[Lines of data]
┌────────

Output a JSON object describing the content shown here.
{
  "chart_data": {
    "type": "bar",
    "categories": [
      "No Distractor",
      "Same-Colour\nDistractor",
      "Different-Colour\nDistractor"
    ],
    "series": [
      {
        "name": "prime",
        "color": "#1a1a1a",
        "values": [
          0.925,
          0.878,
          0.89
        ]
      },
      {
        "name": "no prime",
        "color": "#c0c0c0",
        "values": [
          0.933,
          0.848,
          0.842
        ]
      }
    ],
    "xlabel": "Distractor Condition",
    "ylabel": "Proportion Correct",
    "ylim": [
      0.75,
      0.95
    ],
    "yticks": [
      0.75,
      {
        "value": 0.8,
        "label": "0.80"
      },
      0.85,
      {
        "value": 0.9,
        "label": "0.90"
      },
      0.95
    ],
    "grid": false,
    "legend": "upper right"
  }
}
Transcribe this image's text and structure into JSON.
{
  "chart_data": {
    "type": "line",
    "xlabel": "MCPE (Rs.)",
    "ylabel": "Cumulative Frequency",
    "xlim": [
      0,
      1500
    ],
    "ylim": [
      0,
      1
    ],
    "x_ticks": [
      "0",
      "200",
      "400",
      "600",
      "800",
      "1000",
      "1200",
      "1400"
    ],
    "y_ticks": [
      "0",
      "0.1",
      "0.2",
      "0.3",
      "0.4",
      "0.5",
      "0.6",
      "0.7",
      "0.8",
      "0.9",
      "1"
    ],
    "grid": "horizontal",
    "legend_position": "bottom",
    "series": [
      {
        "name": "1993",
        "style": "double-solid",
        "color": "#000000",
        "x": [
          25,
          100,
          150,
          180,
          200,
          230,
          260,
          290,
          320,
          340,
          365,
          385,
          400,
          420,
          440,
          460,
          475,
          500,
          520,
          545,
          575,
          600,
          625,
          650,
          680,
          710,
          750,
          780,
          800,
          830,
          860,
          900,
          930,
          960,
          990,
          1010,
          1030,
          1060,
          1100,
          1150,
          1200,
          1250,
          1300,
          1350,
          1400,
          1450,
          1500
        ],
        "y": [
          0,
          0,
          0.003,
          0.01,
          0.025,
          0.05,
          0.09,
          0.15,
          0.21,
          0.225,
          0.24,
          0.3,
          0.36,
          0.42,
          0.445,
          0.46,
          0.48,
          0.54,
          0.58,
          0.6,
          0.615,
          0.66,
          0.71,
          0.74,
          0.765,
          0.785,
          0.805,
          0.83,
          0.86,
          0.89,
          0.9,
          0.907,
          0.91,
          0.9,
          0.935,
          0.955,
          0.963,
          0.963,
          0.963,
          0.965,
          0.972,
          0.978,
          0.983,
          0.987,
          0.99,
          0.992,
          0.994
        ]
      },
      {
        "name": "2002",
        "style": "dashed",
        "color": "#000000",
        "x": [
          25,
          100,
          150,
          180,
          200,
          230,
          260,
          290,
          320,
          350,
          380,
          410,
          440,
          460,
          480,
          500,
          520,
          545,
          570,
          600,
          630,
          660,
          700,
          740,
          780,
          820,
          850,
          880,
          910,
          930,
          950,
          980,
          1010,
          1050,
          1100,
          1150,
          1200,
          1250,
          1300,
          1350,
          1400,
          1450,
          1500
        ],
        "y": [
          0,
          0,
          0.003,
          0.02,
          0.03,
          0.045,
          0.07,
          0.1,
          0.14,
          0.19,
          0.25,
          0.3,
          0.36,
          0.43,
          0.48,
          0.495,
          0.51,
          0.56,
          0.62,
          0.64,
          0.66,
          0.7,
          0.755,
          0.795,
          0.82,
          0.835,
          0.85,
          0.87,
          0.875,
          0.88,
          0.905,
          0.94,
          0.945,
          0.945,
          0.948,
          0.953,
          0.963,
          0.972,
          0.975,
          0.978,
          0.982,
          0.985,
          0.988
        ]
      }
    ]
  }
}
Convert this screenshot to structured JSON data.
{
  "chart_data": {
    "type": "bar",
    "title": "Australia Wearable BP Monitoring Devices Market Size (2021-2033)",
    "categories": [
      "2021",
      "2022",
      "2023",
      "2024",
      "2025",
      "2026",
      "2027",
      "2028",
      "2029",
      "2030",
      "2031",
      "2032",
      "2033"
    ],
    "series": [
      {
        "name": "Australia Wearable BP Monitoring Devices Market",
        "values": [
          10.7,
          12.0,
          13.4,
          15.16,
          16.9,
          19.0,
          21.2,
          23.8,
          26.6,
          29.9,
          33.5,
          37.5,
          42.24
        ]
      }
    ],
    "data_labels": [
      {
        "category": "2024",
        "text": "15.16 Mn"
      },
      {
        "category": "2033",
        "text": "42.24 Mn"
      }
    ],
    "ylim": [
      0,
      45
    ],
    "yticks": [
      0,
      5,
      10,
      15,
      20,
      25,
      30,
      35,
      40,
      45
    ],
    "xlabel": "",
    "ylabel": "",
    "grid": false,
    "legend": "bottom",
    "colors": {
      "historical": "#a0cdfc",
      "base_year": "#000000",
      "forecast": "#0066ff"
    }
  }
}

└────────

Scan the records for the string "text". Copy each line in which it appears.

:: Result of the task ::
Transcribe this image's text and structure into JSON.
        "text": "15.16 Mn"
        "text": "42.24 Mn"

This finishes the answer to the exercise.